Directions for this task
Extract every line from the records below that contains the word "value".

Stored dataset items
------------
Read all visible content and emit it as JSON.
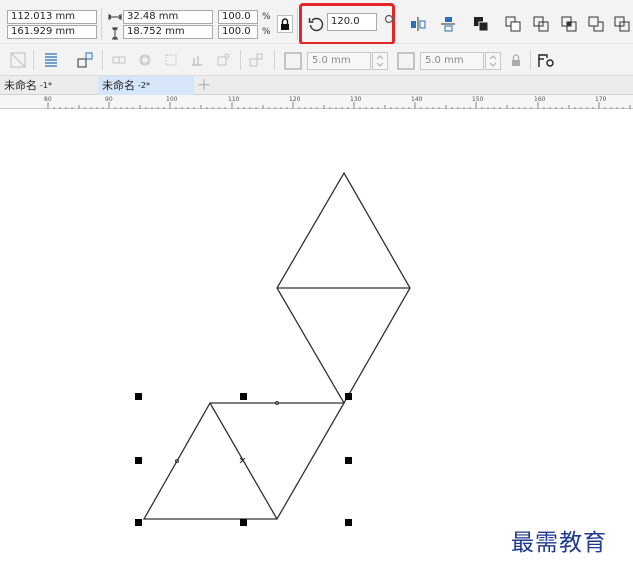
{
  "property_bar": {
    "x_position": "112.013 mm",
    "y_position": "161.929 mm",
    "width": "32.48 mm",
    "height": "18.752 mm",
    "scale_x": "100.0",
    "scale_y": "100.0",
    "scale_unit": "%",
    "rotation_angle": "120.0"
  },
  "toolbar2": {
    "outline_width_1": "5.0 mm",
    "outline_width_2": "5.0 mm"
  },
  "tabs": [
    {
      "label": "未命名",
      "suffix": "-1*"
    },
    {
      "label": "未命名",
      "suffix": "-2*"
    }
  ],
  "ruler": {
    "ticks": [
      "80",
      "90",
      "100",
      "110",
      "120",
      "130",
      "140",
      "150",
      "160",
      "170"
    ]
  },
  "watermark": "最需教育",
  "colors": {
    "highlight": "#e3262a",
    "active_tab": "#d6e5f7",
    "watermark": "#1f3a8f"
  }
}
------------
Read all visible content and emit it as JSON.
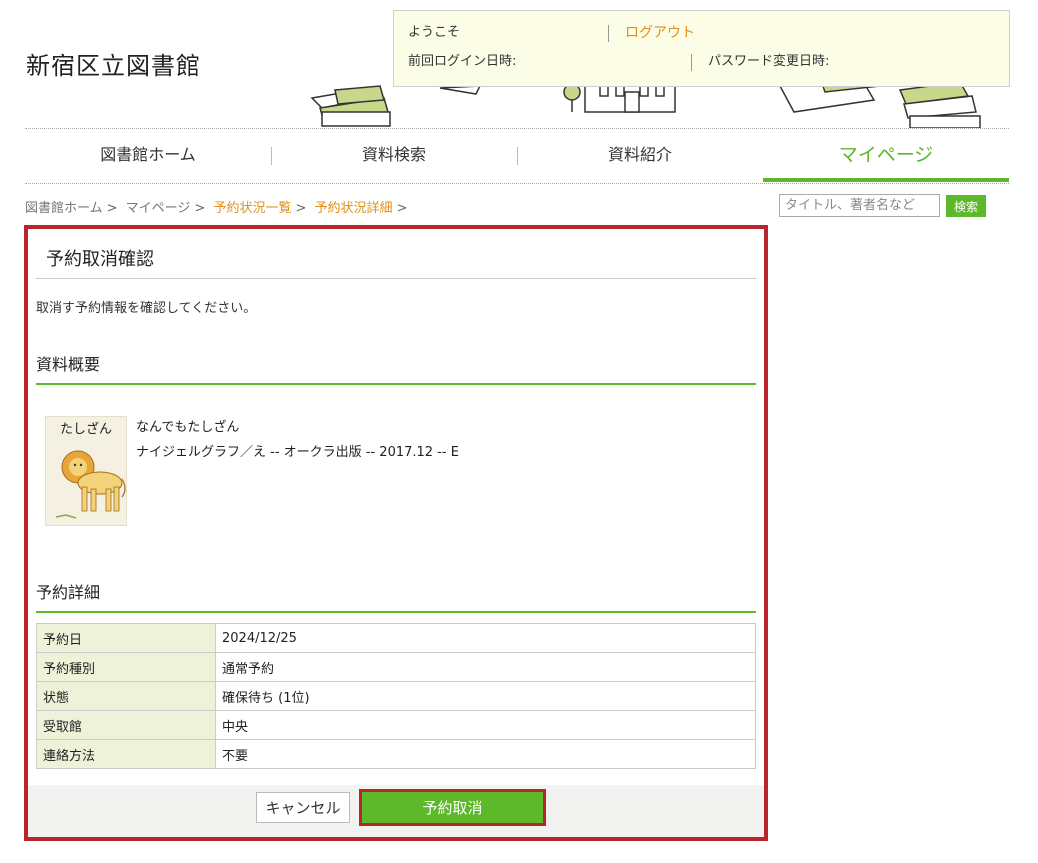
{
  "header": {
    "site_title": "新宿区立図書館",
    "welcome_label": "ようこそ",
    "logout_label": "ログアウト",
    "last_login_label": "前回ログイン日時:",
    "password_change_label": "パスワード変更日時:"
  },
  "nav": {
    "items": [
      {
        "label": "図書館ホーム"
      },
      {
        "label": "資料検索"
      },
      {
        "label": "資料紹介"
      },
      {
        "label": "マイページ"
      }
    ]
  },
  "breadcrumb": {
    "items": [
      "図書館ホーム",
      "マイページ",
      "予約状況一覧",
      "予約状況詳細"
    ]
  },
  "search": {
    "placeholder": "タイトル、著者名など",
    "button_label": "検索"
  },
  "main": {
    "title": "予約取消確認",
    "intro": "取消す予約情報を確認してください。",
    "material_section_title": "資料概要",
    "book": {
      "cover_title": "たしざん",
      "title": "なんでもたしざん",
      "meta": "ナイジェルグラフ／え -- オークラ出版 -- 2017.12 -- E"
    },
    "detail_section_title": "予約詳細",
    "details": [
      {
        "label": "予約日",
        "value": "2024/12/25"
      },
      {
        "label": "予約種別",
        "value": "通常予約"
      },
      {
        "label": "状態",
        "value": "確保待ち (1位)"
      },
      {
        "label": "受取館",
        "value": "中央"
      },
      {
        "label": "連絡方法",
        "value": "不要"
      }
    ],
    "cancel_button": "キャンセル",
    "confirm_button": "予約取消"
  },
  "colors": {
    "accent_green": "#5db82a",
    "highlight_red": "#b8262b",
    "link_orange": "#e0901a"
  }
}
------------
Exercise response
        "value": "2024/12/25"
        "value": "通常予約"
        "value": "確保待ち (1位)"
        "value": "中央"
        "value": "不要"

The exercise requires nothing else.